Source records:
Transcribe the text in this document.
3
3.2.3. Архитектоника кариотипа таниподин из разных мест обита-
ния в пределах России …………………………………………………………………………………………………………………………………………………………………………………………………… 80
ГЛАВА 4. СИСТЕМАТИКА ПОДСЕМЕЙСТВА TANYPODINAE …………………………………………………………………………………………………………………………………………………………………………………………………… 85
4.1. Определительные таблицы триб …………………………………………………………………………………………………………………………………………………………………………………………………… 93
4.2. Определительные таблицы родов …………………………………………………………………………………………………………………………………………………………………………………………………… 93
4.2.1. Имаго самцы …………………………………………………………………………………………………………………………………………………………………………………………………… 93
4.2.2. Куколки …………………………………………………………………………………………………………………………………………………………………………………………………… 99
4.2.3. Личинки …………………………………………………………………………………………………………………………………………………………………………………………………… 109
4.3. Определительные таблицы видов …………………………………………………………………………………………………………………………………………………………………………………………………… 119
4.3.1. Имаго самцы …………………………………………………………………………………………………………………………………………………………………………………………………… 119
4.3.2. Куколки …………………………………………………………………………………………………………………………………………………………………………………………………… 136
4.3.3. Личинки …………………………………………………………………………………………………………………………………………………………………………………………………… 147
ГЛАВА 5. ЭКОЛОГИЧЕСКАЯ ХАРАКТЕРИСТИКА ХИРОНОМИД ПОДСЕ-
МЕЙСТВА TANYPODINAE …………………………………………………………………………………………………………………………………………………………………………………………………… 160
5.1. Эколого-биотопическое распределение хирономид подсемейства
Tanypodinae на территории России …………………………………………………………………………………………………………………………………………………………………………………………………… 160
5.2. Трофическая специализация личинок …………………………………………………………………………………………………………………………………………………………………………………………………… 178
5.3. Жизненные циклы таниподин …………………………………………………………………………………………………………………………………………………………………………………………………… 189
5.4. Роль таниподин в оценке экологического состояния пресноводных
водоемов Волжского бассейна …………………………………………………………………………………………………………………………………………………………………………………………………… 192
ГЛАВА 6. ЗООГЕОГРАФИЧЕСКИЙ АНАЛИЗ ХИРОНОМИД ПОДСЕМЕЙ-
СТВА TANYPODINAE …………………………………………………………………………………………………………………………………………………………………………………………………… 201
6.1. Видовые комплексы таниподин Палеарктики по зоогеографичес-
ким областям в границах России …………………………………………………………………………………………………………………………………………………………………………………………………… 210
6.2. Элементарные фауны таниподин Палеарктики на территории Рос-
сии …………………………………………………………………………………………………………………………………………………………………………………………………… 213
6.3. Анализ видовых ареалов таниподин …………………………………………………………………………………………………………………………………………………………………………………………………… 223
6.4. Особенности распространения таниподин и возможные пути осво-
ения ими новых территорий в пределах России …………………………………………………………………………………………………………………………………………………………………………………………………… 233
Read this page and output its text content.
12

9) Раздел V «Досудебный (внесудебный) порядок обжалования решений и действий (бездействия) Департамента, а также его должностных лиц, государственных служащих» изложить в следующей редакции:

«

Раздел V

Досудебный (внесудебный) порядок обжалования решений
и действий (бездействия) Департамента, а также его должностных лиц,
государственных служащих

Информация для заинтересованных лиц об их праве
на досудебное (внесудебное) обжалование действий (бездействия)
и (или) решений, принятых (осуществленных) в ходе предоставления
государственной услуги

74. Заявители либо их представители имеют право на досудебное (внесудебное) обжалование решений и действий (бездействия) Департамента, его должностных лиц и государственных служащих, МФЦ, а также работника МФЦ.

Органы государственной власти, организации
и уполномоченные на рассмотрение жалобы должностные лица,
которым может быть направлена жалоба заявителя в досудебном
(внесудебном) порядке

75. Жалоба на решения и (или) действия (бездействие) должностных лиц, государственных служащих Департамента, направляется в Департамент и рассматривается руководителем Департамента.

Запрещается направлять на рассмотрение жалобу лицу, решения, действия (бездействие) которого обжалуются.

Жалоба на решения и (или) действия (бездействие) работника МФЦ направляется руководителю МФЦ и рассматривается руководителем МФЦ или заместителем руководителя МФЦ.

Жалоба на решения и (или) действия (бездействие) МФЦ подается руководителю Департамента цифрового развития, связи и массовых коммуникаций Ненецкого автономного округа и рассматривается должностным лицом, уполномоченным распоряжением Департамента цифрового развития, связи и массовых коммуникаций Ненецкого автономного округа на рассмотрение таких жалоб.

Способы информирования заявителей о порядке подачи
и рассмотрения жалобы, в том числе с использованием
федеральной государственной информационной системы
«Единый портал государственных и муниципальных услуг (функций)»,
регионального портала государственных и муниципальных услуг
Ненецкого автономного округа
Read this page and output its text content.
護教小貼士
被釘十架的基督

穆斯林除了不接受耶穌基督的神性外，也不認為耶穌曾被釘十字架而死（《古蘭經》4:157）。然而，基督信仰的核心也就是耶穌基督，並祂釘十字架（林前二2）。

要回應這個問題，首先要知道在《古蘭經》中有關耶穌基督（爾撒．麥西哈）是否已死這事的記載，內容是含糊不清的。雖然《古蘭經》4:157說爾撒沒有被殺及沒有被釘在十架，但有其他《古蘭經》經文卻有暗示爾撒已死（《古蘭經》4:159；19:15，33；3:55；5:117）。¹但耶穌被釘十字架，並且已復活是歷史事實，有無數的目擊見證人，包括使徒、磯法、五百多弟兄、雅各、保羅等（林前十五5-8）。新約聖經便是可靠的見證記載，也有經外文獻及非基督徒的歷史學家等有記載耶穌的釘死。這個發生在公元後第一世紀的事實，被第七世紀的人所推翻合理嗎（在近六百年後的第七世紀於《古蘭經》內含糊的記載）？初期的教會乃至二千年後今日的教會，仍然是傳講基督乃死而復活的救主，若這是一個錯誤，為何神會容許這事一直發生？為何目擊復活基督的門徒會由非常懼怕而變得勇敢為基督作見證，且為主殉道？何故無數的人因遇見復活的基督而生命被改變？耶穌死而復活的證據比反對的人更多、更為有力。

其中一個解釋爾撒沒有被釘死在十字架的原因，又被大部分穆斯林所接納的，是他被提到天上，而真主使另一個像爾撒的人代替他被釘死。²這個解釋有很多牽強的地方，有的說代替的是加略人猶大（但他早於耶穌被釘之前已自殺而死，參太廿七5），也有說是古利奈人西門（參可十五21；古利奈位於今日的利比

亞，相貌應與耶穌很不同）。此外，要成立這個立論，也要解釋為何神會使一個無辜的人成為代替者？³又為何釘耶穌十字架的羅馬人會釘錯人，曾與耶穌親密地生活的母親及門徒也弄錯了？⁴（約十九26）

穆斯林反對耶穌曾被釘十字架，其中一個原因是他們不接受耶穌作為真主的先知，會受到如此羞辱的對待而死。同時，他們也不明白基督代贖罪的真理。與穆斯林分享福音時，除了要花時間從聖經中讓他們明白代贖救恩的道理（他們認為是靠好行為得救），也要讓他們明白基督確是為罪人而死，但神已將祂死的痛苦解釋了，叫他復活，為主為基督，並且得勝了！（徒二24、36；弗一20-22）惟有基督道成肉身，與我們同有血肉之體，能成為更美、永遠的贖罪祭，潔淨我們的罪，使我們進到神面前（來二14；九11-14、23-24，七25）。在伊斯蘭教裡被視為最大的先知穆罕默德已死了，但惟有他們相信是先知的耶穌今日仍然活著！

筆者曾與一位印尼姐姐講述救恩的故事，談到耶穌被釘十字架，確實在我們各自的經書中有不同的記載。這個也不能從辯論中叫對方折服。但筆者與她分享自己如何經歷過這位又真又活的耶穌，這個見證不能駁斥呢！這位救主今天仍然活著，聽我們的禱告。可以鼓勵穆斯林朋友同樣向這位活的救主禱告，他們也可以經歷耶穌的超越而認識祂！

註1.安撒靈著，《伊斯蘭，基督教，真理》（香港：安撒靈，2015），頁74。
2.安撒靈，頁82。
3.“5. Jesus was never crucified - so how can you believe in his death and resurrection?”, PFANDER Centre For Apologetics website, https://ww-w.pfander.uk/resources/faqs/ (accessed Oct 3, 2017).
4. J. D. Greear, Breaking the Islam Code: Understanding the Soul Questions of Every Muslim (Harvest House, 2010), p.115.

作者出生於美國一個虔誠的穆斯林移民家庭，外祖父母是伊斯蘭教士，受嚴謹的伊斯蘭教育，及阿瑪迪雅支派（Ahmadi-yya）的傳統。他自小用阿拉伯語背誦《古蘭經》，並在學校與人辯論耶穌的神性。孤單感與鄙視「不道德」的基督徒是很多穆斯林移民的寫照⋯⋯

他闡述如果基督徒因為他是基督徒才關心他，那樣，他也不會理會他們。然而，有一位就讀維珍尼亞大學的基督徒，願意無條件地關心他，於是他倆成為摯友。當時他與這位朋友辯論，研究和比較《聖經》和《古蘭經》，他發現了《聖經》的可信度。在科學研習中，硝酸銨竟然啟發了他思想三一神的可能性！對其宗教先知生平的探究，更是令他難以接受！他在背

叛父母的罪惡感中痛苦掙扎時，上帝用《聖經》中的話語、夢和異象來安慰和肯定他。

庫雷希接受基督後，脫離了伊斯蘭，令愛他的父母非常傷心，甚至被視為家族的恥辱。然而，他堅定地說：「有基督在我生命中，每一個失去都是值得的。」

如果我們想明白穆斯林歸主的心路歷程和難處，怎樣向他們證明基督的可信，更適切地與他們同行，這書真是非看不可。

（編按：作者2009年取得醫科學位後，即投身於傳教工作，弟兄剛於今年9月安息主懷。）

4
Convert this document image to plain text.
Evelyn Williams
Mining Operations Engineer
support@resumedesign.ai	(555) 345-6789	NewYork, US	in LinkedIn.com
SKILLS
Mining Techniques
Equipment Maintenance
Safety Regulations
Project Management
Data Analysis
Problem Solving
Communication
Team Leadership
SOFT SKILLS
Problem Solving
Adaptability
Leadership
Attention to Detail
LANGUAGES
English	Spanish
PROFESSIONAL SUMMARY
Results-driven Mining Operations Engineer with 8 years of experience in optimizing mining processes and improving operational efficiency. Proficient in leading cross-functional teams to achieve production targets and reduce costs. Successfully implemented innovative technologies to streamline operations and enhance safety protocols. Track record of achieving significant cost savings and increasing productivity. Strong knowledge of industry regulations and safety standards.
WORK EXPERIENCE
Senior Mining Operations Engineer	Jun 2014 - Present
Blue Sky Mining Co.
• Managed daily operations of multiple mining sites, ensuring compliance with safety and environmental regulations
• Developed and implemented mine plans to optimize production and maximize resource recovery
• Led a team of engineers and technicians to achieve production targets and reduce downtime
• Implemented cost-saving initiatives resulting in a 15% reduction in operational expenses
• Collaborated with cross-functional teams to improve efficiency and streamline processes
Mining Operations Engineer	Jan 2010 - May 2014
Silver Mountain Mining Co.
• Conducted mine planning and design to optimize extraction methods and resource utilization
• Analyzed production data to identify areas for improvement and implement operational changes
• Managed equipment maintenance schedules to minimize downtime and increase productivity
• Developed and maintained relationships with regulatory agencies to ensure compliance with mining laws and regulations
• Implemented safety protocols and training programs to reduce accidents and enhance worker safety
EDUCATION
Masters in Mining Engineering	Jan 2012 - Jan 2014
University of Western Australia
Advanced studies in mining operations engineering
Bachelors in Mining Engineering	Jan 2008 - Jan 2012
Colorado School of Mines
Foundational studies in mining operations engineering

What you have to do:
From the data above, work out how many lines hold "порядок". Answer with the number alone.

Exercise response:
2